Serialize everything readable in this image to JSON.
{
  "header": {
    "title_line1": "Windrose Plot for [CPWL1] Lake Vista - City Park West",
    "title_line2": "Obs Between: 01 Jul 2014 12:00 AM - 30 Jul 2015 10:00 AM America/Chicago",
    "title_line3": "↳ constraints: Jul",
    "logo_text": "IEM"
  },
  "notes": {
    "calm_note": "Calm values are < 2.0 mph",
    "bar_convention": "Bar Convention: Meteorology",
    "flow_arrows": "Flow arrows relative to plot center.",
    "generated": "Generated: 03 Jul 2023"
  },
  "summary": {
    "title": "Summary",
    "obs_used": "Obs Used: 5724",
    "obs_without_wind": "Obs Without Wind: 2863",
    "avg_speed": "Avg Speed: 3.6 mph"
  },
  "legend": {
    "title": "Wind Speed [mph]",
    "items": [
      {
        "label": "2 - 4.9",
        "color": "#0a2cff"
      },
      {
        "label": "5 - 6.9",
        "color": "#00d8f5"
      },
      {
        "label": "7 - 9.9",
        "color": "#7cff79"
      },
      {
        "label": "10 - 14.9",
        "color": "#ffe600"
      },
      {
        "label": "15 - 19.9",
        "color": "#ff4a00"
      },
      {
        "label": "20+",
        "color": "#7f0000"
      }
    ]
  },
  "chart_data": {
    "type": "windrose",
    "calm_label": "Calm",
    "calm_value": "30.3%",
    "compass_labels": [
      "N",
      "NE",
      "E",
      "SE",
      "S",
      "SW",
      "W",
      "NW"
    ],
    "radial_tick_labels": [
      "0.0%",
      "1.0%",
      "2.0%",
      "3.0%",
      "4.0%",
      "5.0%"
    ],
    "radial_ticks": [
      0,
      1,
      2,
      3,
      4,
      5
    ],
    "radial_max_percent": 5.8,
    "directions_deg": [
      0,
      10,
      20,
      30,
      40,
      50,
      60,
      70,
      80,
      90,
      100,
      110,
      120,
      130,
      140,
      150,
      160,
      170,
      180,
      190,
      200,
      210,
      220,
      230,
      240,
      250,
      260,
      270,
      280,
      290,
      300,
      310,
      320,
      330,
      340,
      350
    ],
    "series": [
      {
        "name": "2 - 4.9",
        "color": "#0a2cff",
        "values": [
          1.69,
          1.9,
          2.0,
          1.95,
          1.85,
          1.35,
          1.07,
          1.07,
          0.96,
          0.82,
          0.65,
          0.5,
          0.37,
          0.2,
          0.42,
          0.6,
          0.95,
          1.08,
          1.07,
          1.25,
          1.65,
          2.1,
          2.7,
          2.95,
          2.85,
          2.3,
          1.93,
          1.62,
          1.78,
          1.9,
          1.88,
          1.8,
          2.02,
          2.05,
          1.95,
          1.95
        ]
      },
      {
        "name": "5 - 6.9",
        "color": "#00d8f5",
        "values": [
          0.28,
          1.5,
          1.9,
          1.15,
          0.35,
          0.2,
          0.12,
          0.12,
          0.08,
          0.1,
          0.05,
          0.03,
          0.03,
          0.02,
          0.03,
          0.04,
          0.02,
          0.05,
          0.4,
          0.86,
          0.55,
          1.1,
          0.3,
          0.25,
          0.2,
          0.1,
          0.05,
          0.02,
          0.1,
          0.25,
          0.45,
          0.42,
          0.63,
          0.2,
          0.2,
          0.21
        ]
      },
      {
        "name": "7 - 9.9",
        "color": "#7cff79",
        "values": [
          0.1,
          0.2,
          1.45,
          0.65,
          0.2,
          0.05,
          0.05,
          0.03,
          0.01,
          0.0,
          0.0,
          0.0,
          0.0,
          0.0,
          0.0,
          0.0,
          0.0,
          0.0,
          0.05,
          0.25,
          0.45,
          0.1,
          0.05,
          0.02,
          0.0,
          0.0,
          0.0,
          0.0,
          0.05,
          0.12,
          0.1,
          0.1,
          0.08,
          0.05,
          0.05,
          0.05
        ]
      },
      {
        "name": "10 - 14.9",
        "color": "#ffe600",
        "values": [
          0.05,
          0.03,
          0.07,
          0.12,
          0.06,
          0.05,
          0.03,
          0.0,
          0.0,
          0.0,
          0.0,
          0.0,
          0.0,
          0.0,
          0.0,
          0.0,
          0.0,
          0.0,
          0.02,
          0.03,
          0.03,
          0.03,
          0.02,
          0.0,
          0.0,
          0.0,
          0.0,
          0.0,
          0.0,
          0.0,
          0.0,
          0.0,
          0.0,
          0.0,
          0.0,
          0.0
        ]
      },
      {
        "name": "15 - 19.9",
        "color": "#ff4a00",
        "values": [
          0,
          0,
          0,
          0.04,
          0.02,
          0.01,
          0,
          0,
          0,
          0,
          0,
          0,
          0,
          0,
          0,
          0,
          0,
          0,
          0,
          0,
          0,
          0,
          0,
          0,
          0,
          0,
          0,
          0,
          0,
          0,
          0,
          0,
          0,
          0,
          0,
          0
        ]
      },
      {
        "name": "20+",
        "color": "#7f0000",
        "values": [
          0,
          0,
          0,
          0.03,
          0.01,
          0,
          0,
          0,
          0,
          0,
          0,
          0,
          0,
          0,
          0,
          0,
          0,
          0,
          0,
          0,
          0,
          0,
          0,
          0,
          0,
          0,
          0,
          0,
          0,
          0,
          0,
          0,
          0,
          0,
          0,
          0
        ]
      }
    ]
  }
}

THE PROBLEM = Output each record exactly, leaving nothing out.

ANSWER FOR THIS EXERCISE =
Serialize everything readable in this image to JSON.
{
  "header": {
    "title_line1": "Windrose Plot for [CPWL1] Lake Vista - City Park West",
    "title_line2": "Obs Between: 01 Jul 2014 12:00 AM - 30 Jul 2015 10:00 AM America/Chicago",
    "title_line3": "↳ constraints: Jul",
    "logo_text": "IEM"
  },
  "notes": {
    "calm_note": "Calm values are < 2.0 mph",
    "bar_convention": "Bar Convention: Meteorology",
    "flow_arrows": "Flow arrows relative to plot center.",
    "generated": "Generated: 03 Jul 2023"
  },
  "summary": {
    "title": "Summary",
    "obs_used": "Obs Used: 5724",
    "obs_without_wind": "Obs Without Wind: 2863",
    "avg_speed": "Avg Speed: 3.6 mph"
  },
  "legend": {
    "title": "Wind Speed [mph]",
    "items": [
      {
        "label": "2 - 4.9",
        "color": "#0a2cff"
      },
      {
        "label": "5 - 6.9",
        "color": "#00d8f5"
      },
      {
        "label": "7 - 9.9",
        "color": "#7cff79"
      },
      {
        "label": "10 - 14.9",
        "color": "#ffe600"
      },
      {
        "label": "15 - 19.9",
        "color": "#ff4a00"
      },
      {
        "label": "20+",
        "color": "#7f0000"
      }
    ]
  },
  "chart_data": {
    "type": "windrose",
    "calm_label": "Calm",
    "calm_value": "30.3%",
    "compass_labels": [
      "N",
      "NE",
      "E",
      "SE",
      "S",
      "SW",
      "W",
      "NW"
    ],
    "radial_tick_labels": [
      "0.0%",
      "1.0%",
      "2.0%",
      "3.0%",
      "4.0%",
      "5.0%"
    ],
    "radial_ticks": [
      0,
      1,
      2,
      3,
      4,
      5
    ],
    "radial_max_percent": 5.8,
    "directions_deg": [
      0,
      10,
      20,
      30,
      40,
      50,
      60,
      70,
      80,
      90,
      100,
      110,
      120,
      130,
      140,
      150,
      160,
      170,
      180,
      190,
      200,
      210,
      220,
      230,
      240,
      250,
      260,
      270,
      280,
      290,
      300,
      310,
      320,
      330,
      340,
      350
    ],
    "series": [
      {
        "name": "2 - 4.9",
        "color": "#0a2cff",
        "values": [
          1.69,
          1.9,
          2.0,
          1.95,
          1.85,
          1.35,
          1.07,
          1.07,
          0.96,
          0.82,
          0.65,
          0.5,
          0.37,
          0.2,
          0.42,
          0.6,
          0.95,
          1.08,
          1.07,
          1.25,
          1.65,
          2.1,
          2.7,
          2.95,
          2.85,
          2.3,
          1.93,
          1.62,
          1.78,
          1.9,
          1.88,
          1.8,
          2.02,
          2.05,
          1.95,
          1.95
        ]
      },
      {
        "name": "5 - 6.9",
        "color": "#00d8f5",
        "values": [
          0.28,
          1.5,
          1.9,
          1.15,
          0.35,
          0.2,
          0.12,
          0.12,
          0.08,
          0.1,
          0.05,
          0.03,
          0.03,
          0.02,
          0.03,
          0.04,
          0.02,
          0.05,
          0.4,
          0.86,
          0.55,
          1.1,
          0.3,
          0.25,
          0.2,
          0.1,
          0.05,
          0.02,
          0.1,
          0.25,
          0.45,
          0.42,
          0.63,
          0.2,
          0.2,
          0.21
        ]
      },
      {
        "name": "7 - 9.9",
        "color": "#7cff79",
        "values": [
          0.1,
          0.2,
          1.45,
          0.65,
          0.2,
          0.05,
          0.05,
          0.03,
          0.01,
          0.0,
          0.0,
          0.0,
          0.0,
          0.0,
          0.0,
          0.0,
          0.0,
          0.0,
          0.05,
          0.25,
          0.45,
          0.1,
          0.05,
          0.02,
          0.0,
          0.0,
          0.0,
          0.0,
          0.05,
          0.12,
          0.1,
          0.1,
          0.08,
          0.05,
          0.05,
          0.05
        ]
      },
      {
        "name": "10 - 14.9",
        "color": "#ffe600",
        "values": [
          0.05,
          0.03,
          0.07,
          0.12,
          0.06,
          0.05,
          0.03,
          0.0,
          0.0,
          0.0,
          0.0,
          0.0,
          0.0,
          0.0,
          0.0,
          0.0,
          0.0,
          0.0,
          0.02,
          0.03,
          0.03,
          0.03,
          0.02,
          0.0,
          0.0,
          0.0,
          0.0,
          0.0,
          0.0,
          0.0,
          0.0,
          0.0,
          0.0,
          0.0,
          0.0,
          0.0
        ]
      },
      {
        "name": "15 - 19.9",
        "color": "#ff4a00",
        "values": [
          0,
          0,
          0,
          0.04,
          0.02,
          0.01,
          0,
          0,
          0,
          0,
          0,
          0,
          0,
          0,
          0,
          0,
          0,
          0,
          0,
          0,
          0,
          0,
          0,
          0,
          0,
          0,
          0,
          0,
          0,
          0,
          0,
          0,
          0,
          0,
          0,
          0
        ]
      },
      {
        "name": "20+",
        "color": "#7f0000",
        "values": [
          0,
          0,
          0,
          0.03,
          0.01,
          0,
          0,
          0,
          0,
          0,
          0,
          0,
          0,
          0,
          0,
          0,
          0,
          0,
          0,
          0,
          0,
          0,
          0,
          0,
          0,
          0,
          0,
          0,
          0,
          0,
          0,
          0,
          0,
          0,
          0,
          0
        ]
      }
    ]
  }
}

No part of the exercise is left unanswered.